● EXERCISE AIM
Work out how many lines of the data hold the string "this", and reply with that number alone.

........

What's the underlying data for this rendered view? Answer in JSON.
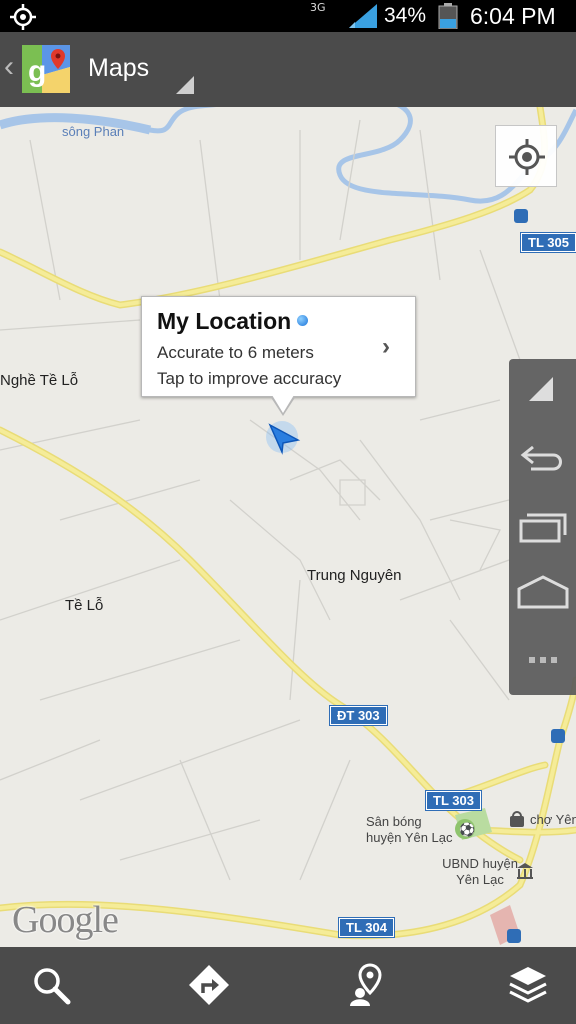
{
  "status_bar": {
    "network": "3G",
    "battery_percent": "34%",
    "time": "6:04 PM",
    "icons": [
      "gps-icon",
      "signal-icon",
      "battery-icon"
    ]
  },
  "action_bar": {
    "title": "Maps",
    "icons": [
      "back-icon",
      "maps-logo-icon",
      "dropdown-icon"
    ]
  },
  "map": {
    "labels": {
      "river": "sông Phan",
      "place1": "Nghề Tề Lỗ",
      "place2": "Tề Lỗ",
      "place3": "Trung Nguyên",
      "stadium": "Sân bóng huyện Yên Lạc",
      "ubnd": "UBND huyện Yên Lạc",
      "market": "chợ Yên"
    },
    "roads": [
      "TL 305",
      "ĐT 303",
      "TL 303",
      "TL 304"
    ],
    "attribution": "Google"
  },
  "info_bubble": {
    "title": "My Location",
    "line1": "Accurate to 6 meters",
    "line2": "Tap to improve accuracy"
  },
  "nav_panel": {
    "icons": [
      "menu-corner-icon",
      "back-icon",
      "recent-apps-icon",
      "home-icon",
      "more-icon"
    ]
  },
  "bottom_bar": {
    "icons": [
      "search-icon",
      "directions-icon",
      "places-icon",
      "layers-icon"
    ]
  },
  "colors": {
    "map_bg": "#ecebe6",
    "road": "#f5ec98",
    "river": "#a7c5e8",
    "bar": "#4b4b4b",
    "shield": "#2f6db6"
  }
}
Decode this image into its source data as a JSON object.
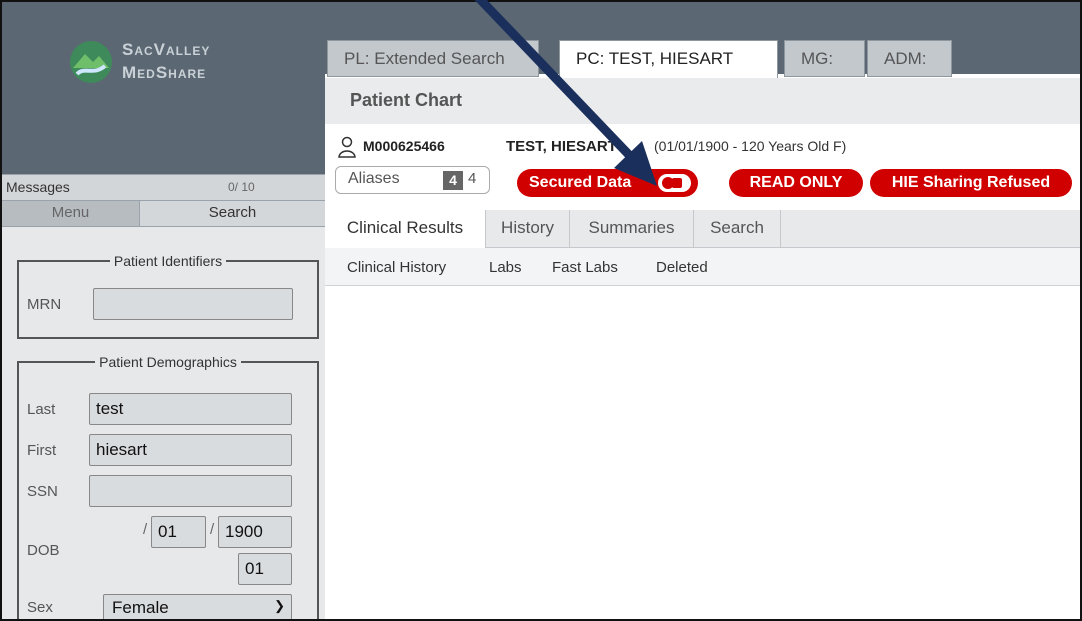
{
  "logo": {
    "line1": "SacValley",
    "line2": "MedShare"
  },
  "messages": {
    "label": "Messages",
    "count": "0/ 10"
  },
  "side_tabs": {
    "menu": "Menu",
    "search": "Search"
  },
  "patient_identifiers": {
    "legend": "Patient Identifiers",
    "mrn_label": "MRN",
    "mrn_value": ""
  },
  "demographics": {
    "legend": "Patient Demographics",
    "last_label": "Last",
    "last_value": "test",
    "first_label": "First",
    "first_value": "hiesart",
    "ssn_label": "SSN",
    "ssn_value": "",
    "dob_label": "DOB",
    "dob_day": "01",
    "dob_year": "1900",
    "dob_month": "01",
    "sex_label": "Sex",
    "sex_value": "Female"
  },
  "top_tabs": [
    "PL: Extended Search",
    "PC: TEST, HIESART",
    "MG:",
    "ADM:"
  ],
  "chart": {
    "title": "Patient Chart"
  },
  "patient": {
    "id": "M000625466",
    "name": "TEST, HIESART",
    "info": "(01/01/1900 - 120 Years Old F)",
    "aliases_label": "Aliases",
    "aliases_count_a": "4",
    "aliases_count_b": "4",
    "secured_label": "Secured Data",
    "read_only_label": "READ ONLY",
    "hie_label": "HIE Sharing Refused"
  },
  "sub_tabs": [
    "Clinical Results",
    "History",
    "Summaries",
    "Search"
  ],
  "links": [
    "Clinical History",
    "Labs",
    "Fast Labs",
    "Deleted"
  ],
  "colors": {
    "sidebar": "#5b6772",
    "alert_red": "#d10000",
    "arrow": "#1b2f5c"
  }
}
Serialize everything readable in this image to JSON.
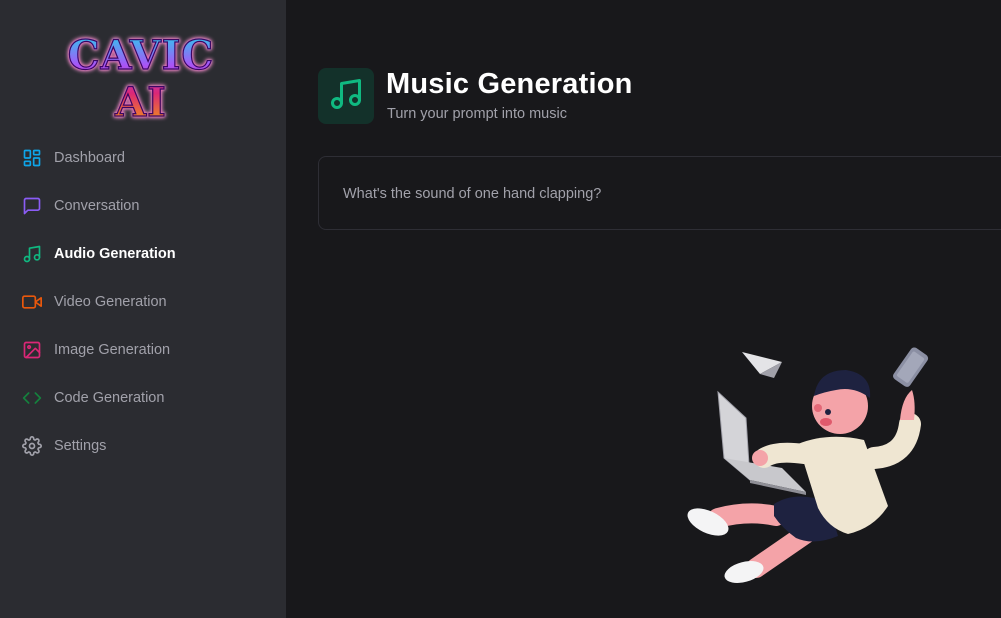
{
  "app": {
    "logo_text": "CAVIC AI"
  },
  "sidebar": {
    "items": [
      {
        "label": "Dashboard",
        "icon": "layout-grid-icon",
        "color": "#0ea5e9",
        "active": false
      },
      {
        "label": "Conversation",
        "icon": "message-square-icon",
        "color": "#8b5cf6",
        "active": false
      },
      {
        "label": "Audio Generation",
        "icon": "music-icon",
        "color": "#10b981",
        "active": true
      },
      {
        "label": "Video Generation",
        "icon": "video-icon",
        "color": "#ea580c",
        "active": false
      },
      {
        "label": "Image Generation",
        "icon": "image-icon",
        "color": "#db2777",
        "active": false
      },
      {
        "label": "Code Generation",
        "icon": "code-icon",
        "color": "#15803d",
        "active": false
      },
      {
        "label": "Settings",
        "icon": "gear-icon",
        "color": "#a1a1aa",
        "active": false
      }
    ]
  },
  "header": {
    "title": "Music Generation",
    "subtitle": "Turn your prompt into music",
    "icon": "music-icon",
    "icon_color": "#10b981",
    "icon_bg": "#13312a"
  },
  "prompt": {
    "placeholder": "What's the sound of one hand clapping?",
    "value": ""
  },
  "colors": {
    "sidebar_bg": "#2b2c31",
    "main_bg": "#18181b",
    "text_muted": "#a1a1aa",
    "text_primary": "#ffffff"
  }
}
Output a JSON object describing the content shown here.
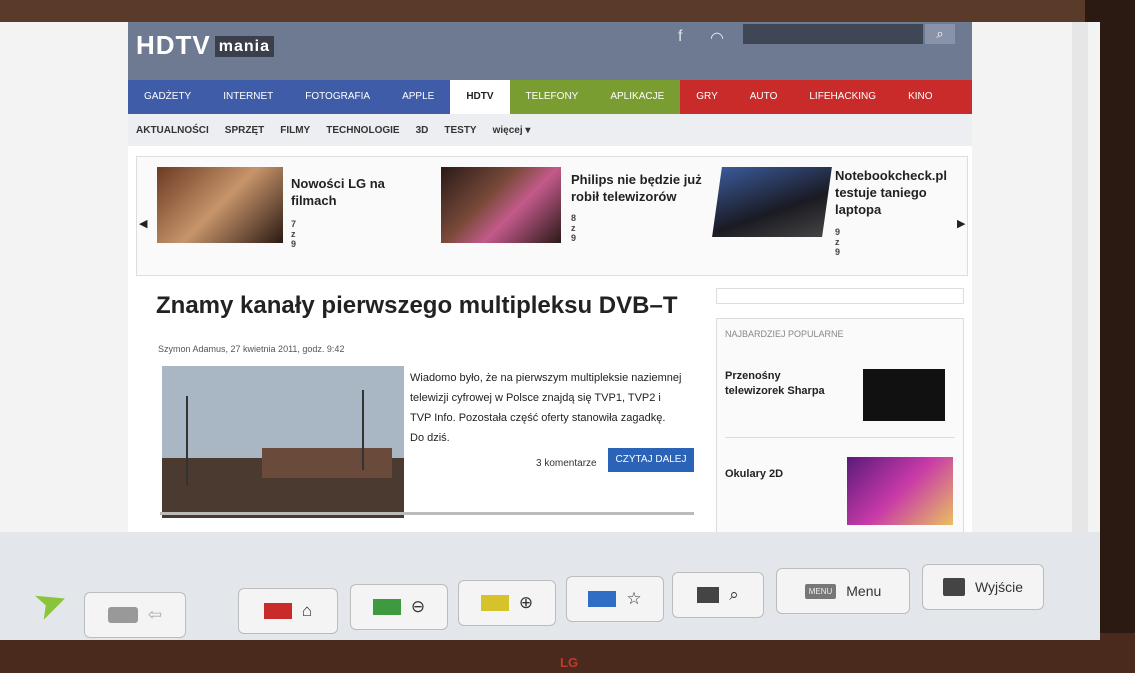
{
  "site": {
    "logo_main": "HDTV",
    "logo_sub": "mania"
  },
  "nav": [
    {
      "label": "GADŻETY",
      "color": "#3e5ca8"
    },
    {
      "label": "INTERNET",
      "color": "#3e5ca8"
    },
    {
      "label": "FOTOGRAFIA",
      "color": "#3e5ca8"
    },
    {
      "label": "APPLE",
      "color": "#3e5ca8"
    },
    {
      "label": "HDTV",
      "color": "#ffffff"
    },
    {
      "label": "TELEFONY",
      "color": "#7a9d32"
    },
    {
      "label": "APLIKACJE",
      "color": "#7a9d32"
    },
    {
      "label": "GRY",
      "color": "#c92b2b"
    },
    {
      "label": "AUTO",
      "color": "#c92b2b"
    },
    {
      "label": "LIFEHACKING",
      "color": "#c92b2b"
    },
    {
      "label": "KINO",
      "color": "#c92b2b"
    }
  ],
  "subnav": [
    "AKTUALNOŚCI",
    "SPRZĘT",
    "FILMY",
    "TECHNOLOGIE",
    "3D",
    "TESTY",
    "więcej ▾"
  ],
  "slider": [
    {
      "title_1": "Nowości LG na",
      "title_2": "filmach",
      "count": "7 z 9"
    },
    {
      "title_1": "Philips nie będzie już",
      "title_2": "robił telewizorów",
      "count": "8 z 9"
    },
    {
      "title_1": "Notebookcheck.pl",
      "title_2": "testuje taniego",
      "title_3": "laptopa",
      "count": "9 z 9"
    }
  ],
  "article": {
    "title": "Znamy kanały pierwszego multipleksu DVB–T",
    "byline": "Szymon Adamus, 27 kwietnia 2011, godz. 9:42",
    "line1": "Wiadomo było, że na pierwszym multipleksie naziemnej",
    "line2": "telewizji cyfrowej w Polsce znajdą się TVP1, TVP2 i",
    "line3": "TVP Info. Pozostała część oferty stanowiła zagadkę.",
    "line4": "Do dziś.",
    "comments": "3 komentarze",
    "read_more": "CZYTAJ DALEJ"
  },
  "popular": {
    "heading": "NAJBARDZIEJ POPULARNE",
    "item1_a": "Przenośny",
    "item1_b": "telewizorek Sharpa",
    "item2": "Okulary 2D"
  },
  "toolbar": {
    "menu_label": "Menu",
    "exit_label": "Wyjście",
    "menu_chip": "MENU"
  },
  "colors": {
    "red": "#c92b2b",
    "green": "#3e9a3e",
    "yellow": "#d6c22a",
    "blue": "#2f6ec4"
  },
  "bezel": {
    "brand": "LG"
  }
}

........

● REPLY
3